<<<<

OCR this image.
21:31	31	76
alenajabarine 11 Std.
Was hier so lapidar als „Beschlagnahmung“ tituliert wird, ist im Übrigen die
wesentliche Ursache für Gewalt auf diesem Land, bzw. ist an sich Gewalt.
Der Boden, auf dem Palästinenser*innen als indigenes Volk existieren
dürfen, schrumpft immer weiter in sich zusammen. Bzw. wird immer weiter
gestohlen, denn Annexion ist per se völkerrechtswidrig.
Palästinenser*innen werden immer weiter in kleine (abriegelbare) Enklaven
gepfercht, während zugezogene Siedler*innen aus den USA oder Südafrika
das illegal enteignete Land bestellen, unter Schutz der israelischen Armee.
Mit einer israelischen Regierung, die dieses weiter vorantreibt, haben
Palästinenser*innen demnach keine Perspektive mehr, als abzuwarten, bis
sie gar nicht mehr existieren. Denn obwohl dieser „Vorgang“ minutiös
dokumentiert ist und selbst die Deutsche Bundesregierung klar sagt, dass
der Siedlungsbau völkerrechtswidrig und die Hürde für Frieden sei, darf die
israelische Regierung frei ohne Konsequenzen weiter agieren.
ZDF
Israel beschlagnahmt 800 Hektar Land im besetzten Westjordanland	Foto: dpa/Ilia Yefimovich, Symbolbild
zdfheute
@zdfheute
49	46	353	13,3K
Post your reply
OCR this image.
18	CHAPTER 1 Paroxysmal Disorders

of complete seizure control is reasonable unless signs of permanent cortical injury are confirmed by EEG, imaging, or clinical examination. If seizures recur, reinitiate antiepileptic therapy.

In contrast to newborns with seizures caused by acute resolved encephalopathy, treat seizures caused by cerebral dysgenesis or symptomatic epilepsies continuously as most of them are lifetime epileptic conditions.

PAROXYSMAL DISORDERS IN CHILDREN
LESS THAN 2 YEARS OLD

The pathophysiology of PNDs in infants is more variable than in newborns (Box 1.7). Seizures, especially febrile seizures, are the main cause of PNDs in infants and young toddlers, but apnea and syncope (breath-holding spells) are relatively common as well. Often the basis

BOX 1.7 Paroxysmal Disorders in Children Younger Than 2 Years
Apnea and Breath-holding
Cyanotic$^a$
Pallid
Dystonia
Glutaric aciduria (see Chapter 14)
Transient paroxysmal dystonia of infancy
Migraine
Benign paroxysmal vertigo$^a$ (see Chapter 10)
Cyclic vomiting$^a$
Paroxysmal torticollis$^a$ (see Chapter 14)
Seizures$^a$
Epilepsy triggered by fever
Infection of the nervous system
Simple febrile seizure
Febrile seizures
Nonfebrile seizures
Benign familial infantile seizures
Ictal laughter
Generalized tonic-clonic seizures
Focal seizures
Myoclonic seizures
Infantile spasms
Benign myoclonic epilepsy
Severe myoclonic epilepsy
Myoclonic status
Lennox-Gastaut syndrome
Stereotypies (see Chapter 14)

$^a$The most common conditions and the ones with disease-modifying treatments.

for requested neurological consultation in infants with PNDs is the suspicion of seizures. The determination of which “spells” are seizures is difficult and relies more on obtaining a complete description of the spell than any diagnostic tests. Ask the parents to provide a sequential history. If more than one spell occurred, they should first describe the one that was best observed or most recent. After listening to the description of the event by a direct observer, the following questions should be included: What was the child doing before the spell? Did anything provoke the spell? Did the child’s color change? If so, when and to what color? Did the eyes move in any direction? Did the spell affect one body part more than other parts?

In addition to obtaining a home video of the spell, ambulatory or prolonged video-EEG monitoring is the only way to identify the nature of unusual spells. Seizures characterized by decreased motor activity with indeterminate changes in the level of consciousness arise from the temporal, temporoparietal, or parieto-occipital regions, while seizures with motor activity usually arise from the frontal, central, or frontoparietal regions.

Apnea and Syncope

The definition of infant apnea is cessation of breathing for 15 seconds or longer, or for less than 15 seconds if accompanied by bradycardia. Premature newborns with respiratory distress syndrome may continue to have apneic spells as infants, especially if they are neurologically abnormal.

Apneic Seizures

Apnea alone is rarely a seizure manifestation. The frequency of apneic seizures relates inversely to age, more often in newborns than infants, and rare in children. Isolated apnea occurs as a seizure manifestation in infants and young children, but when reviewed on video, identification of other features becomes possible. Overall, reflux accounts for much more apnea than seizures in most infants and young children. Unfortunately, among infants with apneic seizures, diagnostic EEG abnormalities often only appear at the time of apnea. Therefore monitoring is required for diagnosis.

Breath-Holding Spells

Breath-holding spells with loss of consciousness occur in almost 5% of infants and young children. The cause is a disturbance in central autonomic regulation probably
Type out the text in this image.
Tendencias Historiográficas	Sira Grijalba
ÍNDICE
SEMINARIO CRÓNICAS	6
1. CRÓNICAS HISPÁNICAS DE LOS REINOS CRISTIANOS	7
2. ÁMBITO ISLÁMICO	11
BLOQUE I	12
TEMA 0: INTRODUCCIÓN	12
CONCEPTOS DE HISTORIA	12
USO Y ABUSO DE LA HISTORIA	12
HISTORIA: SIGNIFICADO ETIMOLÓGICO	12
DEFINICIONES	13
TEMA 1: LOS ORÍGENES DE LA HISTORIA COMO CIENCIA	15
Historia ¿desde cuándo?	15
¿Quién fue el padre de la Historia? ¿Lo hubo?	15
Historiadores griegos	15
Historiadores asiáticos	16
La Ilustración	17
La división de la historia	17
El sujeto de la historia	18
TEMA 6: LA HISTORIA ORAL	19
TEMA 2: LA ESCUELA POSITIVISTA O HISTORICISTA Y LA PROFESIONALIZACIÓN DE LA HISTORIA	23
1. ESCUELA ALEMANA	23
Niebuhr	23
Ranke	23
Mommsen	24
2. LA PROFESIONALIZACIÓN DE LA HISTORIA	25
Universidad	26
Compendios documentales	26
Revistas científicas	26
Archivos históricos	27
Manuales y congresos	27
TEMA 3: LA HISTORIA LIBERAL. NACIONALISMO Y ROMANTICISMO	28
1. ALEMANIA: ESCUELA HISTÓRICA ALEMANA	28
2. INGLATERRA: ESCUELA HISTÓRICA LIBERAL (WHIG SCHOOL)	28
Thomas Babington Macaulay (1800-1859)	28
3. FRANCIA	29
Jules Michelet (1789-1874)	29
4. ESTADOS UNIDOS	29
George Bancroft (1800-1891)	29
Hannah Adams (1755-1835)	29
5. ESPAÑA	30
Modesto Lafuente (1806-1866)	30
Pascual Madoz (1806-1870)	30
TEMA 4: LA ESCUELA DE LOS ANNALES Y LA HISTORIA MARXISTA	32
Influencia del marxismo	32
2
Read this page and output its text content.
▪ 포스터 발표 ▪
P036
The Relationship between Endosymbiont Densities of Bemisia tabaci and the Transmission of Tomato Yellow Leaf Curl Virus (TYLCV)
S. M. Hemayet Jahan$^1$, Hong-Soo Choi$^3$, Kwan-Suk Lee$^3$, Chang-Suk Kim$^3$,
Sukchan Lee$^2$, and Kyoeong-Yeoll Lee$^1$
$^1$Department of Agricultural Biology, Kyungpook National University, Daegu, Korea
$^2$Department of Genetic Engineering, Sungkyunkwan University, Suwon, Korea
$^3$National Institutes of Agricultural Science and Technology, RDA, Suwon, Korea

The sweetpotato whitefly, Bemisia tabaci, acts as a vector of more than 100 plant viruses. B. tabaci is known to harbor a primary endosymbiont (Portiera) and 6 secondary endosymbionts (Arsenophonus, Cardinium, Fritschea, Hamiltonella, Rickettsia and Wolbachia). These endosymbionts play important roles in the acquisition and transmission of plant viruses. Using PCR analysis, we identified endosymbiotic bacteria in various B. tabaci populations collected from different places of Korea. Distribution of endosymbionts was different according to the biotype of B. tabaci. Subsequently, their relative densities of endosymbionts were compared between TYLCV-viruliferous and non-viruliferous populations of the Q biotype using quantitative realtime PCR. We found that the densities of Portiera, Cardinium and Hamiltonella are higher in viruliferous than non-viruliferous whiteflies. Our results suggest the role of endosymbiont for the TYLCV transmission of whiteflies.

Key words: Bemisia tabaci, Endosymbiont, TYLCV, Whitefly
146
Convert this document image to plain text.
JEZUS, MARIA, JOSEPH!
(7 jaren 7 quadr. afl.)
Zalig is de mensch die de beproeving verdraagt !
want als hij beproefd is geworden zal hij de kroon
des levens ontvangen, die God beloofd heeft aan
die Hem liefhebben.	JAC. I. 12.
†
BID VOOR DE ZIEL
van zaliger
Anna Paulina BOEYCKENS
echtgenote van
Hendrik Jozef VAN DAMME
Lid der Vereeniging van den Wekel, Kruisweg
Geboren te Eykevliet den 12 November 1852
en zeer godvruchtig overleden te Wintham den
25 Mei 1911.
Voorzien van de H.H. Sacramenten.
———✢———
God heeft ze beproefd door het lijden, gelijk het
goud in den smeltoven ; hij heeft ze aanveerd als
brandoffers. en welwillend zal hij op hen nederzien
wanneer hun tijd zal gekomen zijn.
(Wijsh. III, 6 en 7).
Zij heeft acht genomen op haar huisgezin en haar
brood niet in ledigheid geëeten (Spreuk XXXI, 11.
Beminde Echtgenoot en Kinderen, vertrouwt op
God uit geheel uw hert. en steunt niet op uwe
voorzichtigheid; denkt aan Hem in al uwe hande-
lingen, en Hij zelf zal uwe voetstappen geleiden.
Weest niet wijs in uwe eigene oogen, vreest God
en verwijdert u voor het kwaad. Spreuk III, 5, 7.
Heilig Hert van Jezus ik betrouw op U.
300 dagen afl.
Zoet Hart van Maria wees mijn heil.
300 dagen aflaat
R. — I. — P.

>>>>

**Exercise directions**:
Please return each line of the listing above that contains "CRÓNICAS".

**Task answer**:
SEMINARIO CRÓNICAS	6
1. CRÓNICAS HISPÁNICAS DE LOS REINOS CRISTIANOS	7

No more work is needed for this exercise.